*What this task involves:* Below are records; state how many of their lines hold the word "region", and give only the figure.

*Records for the exercise:*
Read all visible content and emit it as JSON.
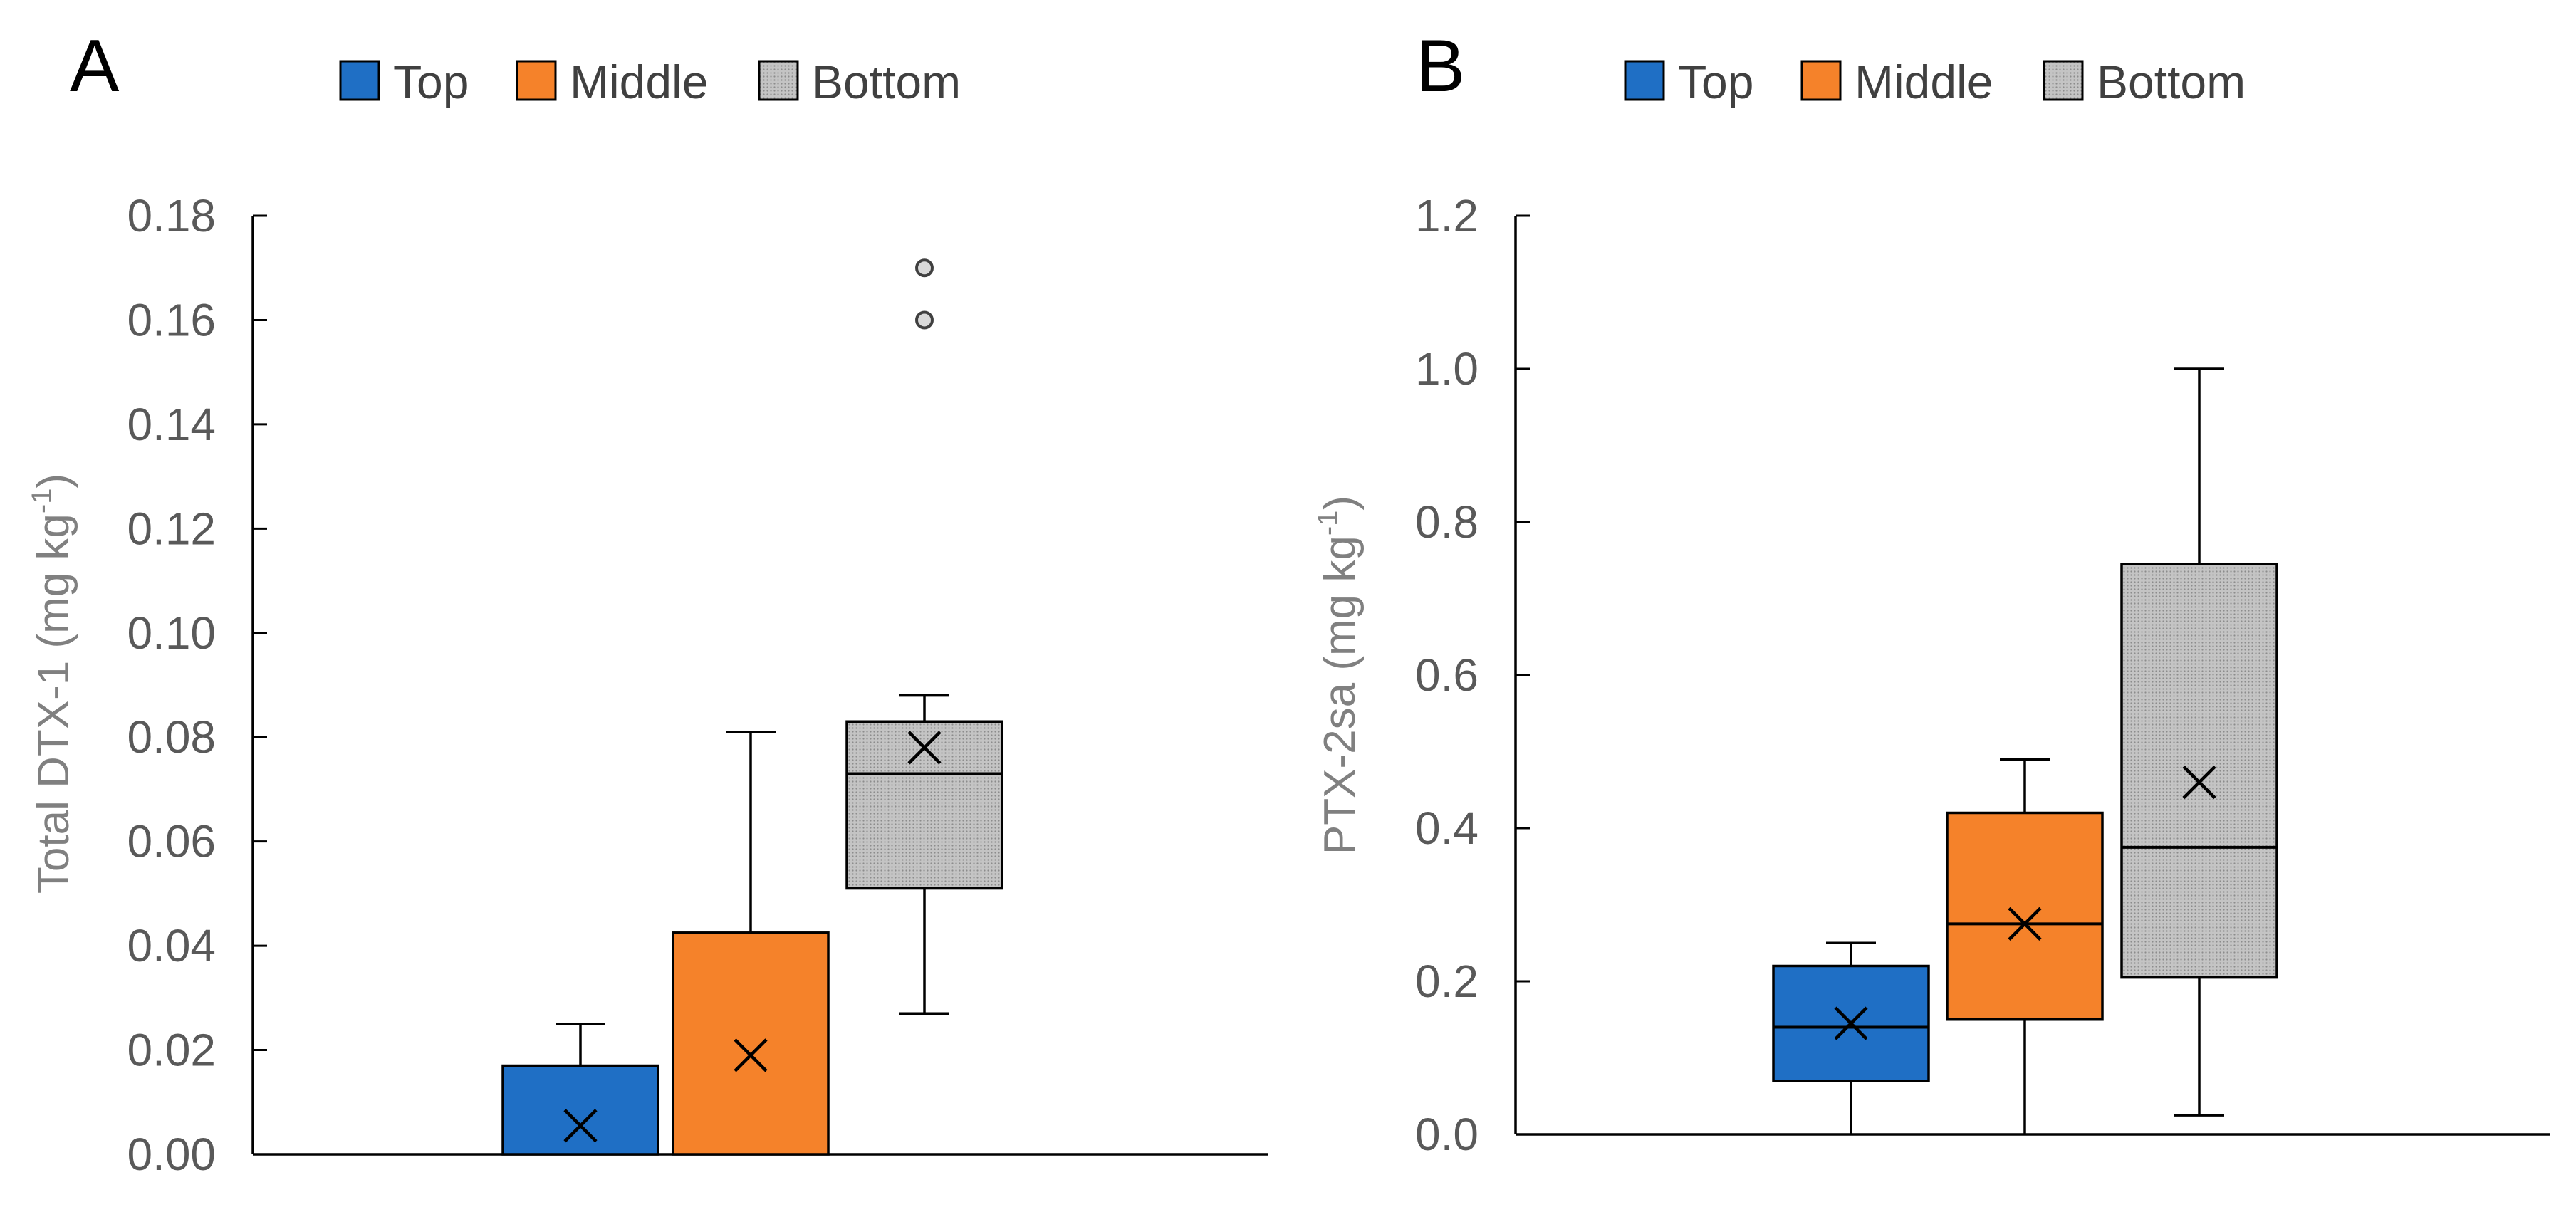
{
  "chart_data": [
    {
      "type": "box",
      "panel_label": "A",
      "ylabel": "Total DTX-1  (mg kg",
      "ylabel_sup": "-1",
      "ylabel_close": ")",
      "ylim": [
        0,
        0.18
      ],
      "ytick_values": [
        0,
        0.02,
        0.04,
        0.06,
        0.08,
        0.1,
        0.12,
        0.14,
        0.16,
        0.18
      ],
      "ytick_labels": [
        "0.00",
        "0.02",
        "0.04",
        "0.06",
        "0.08",
        "0.10",
        "0.12",
        "0.14",
        "0.16",
        "0.18"
      ],
      "legend": [
        "Top",
        "Middle",
        "Bottom"
      ],
      "series": [
        {
          "name": "Top",
          "color": "#1f6fc5",
          "pattern": "solid",
          "q1": 0.0,
          "median": 0.0,
          "q3": 0.017,
          "whisker_low": 0.0,
          "whisker_high": 0.025,
          "mean": 0.0055,
          "outliers": []
        },
        {
          "name": "Middle",
          "color": "#f5822a",
          "pattern": "solid",
          "q1": 0.0,
          "median": 0.0,
          "q3": 0.0425,
          "whisker_low": 0.0,
          "whisker_high": 0.081,
          "mean": 0.019,
          "outliers": []
        },
        {
          "name": "Bottom",
          "color": "#bfbfbf",
          "pattern": "dotted",
          "q1": 0.051,
          "median": 0.073,
          "q3": 0.083,
          "whisker_low": 0.027,
          "whisker_high": 0.088,
          "mean": 0.078,
          "outliers": [
            0.16,
            0.17
          ]
        }
      ]
    },
    {
      "type": "box",
      "panel_label": "B",
      "ylabel": "PTX-2sa (mg kg",
      "ylabel_sup": "-1",
      "ylabel_close": ")",
      "ylim": [
        0,
        1.2
      ],
      "ytick_values": [
        0,
        0.2,
        0.4,
        0.6,
        0.8,
        1.0,
        1.2
      ],
      "ytick_labels": [
        "0.0",
        "0.2",
        "0.4",
        "0.6",
        "0.8",
        "1.0",
        "1.2"
      ],
      "legend": [
        "Top",
        "Middle",
        "Bottom"
      ],
      "series": [
        {
          "name": "Top",
          "color": "#1f6fc5",
          "pattern": "solid",
          "q1": 0.07,
          "median": 0.14,
          "q3": 0.22,
          "whisker_low": 0.0,
          "whisker_high": 0.25,
          "mean": 0.145,
          "outliers": []
        },
        {
          "name": "Middle",
          "color": "#f5822a",
          "pattern": "solid",
          "q1": 0.15,
          "median": 0.275,
          "q3": 0.42,
          "whisker_low": 0.0,
          "whisker_high": 0.49,
          "mean": 0.275,
          "outliers": []
        },
        {
          "name": "Bottom",
          "color": "#bfbfbf",
          "pattern": "dotted",
          "q1": 0.205,
          "median": 0.375,
          "q3": 0.745,
          "whisker_low": 0.025,
          "whisker_high": 1.0,
          "mean": 0.46,
          "outliers": []
        }
      ]
    }
  ]
}
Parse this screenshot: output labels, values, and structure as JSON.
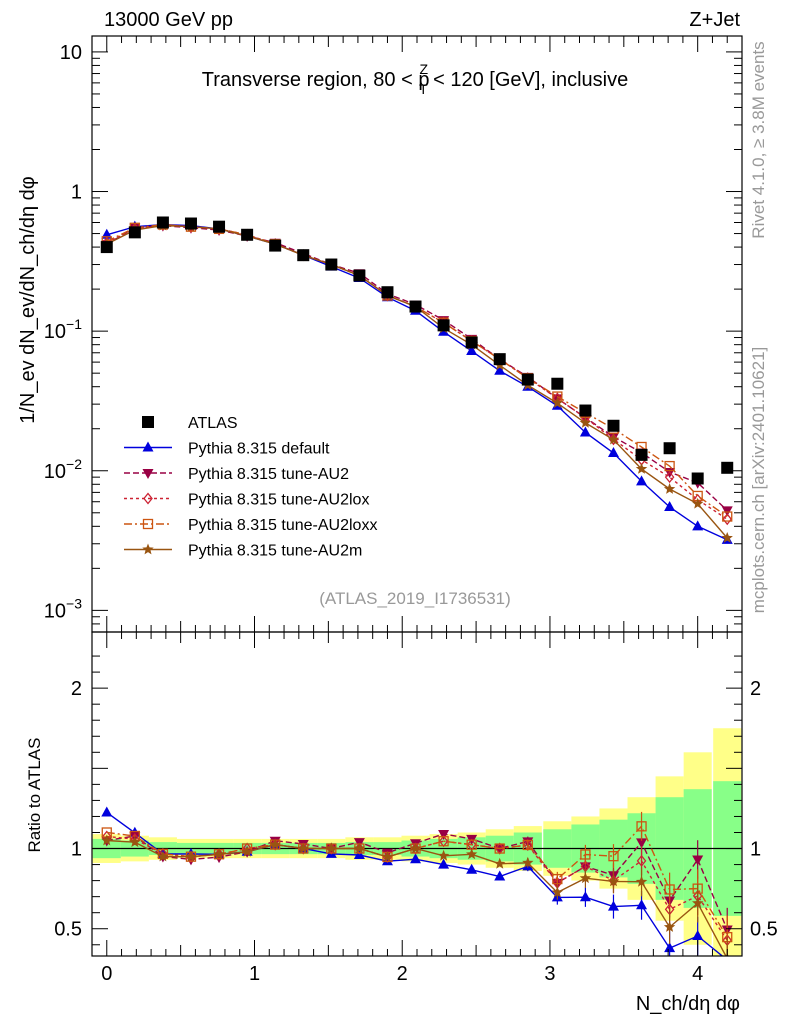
{
  "header": {
    "energy": "13000 GeV pp",
    "process": "Z+Jet",
    "panel_title": "Transverse region, 80 < p",
    "panel_title_sup": "Z",
    "panel_title_sub": "T",
    "panel_title_tail": " < 120 [GeV], inclusive",
    "analysis_tag": "(ATLAS_2019_I1736531)",
    "side_rivet": "Rivet 4.1.0, ≥ 3.8M events",
    "side_mcplots": "mcplots.cern.ch [arXiv:2401.10621]"
  },
  "axes": {
    "top_ylabel": "1/N_ev dN_ev/dN_ch/dη dφ",
    "bottom_ylabel": "Ratio to ATLAS",
    "xlabel": "N_ch/dη dφ",
    "top_yticks": [
      {
        "v": 10,
        "label": "10"
      },
      {
        "v": 1,
        "label": "1"
      },
      {
        "v": 0.1,
        "label": "10",
        "sup": "−1"
      },
      {
        "v": 0.01,
        "label": "10",
        "sup": "−2"
      },
      {
        "v": 0.001,
        "label": "10",
        "sup": "−3"
      }
    ],
    "ratio_ticks": [
      {
        "v": 2,
        "label": "2"
      },
      {
        "v": 1,
        "label": "1"
      },
      {
        "v": 0.5,
        "label": "0.5"
      }
    ],
    "x_ticks": [
      {
        "v": 0,
        "label": "0"
      },
      {
        "v": 1,
        "label": "1"
      },
      {
        "v": 2,
        "label": "2"
      },
      {
        "v": 3,
        "label": "3"
      },
      {
        "v": 4,
        "label": "4"
      }
    ]
  },
  "chart_data": {
    "type": "scatter",
    "title": "Transverse region, 80 < pT(Z) < 120 [GeV], inclusive",
    "xlabel": "Nch/dη dφ",
    "ylabel": "1/Nev dNev/dNch/dη dφ",
    "ratio_ylabel": "Ratio to ATLAS",
    "xlim": [
      -0.1,
      4.3
    ],
    "ylim": [
      0.0007,
      13
    ],
    "yscale": "log",
    "ratio_ylim": [
      0.33,
      2.35
    ],
    "x": [
      0.0,
      0.19,
      0.38,
      0.57,
      0.76,
      0.95,
      1.14,
      1.33,
      1.52,
      1.71,
      1.9,
      2.09,
      2.28,
      2.47,
      2.66,
      2.85,
      3.05,
      3.24,
      3.43,
      3.62,
      3.81,
      4.0,
      4.2
    ],
    "data": {
      "name": "ATLAS",
      "values": [
        0.4,
        0.51,
        0.6,
        0.59,
        0.56,
        0.49,
        0.41,
        0.35,
        0.3,
        0.25,
        0.19,
        0.15,
        0.11,
        0.083,
        0.063,
        0.045,
        0.042,
        0.027,
        0.021,
        0.013,
        0.0145,
        0.0088,
        0.0105
      ]
    },
    "band_stat": [
      0.06,
      0.05,
      0.04,
      0.035,
      0.035,
      0.035,
      0.035,
      0.035,
      0.035,
      0.04,
      0.04,
      0.05,
      0.06,
      0.07,
      0.08,
      0.1,
      0.12,
      0.15,
      0.18,
      0.22,
      0.32,
      0.37,
      0.42
    ],
    "band_total": [
      0.09,
      0.08,
      0.07,
      0.06,
      0.06,
      0.06,
      0.06,
      0.06,
      0.06,
      0.07,
      0.07,
      0.08,
      0.09,
      0.1,
      0.12,
      0.14,
      0.17,
      0.2,
      0.25,
      0.32,
      0.45,
      0.6,
      0.75
    ],
    "series": [
      {
        "name": "Pythia 8.315 default",
        "color": "#0000dd",
        "dash": "",
        "marker": "triangle-up",
        "values": [
          0.49,
          0.56,
          0.58,
          0.57,
          0.54,
          0.48,
          0.42,
          0.35,
          0.29,
          0.24,
          0.175,
          0.14,
          0.099,
          0.072,
          0.052,
          0.04,
          0.0292,
          0.0188,
          0.0134,
          0.0084,
          0.0055,
          0.004,
          0.0032
        ]
      },
      {
        "name": "Pythia 8.315 tune-AU2",
        "color": "#990044",
        "dash": "6,3",
        "marker": "triangle-down",
        "values": [
          0.42,
          0.55,
          0.57,
          0.55,
          0.53,
          0.48,
          0.43,
          0.36,
          0.3,
          0.26,
          0.185,
          0.155,
          0.12,
          0.088,
          0.063,
          0.047,
          0.033,
          0.024,
          0.0175,
          0.0135,
          0.0098,
          0.0082,
          0.0052
        ]
      },
      {
        "name": "Pythia 8.315 tune-AU2lox",
        "color": "#cc2233",
        "dash": "3,3",
        "marker": "diamond-open",
        "values": [
          0.43,
          0.54,
          0.58,
          0.56,
          0.54,
          0.49,
          0.42,
          0.35,
          0.3,
          0.25,
          0.18,
          0.15,
          0.115,
          0.085,
          0.063,
          0.046,
          0.033,
          0.024,
          0.0168,
          0.012,
          0.009,
          0.0062,
          0.0045
        ]
      },
      {
        "name": "Pythia 8.315 tune-AU2loxx",
        "color": "#cc5511",
        "dash": "8,3,2,3",
        "marker": "square-open",
        "values": [
          0.44,
          0.55,
          0.58,
          0.56,
          0.54,
          0.49,
          0.42,
          0.35,
          0.3,
          0.25,
          0.18,
          0.15,
          0.115,
          0.085,
          0.063,
          0.046,
          0.034,
          0.026,
          0.02,
          0.0148,
          0.0108,
          0.0066,
          0.0047
        ]
      },
      {
        "name": "Pythia 8.315 tune-AU2m",
        "color": "#995511",
        "dash": "",
        "marker": "star",
        "values": [
          0.42,
          0.53,
          0.57,
          0.56,
          0.54,
          0.48,
          0.42,
          0.35,
          0.3,
          0.25,
          0.18,
          0.15,
          0.105,
          0.08,
          0.057,
          0.041,
          0.0305,
          0.022,
          0.0167,
          0.0103,
          0.0074,
          0.0058,
          0.0033
        ]
      }
    ]
  }
}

*Exercise solution:* 2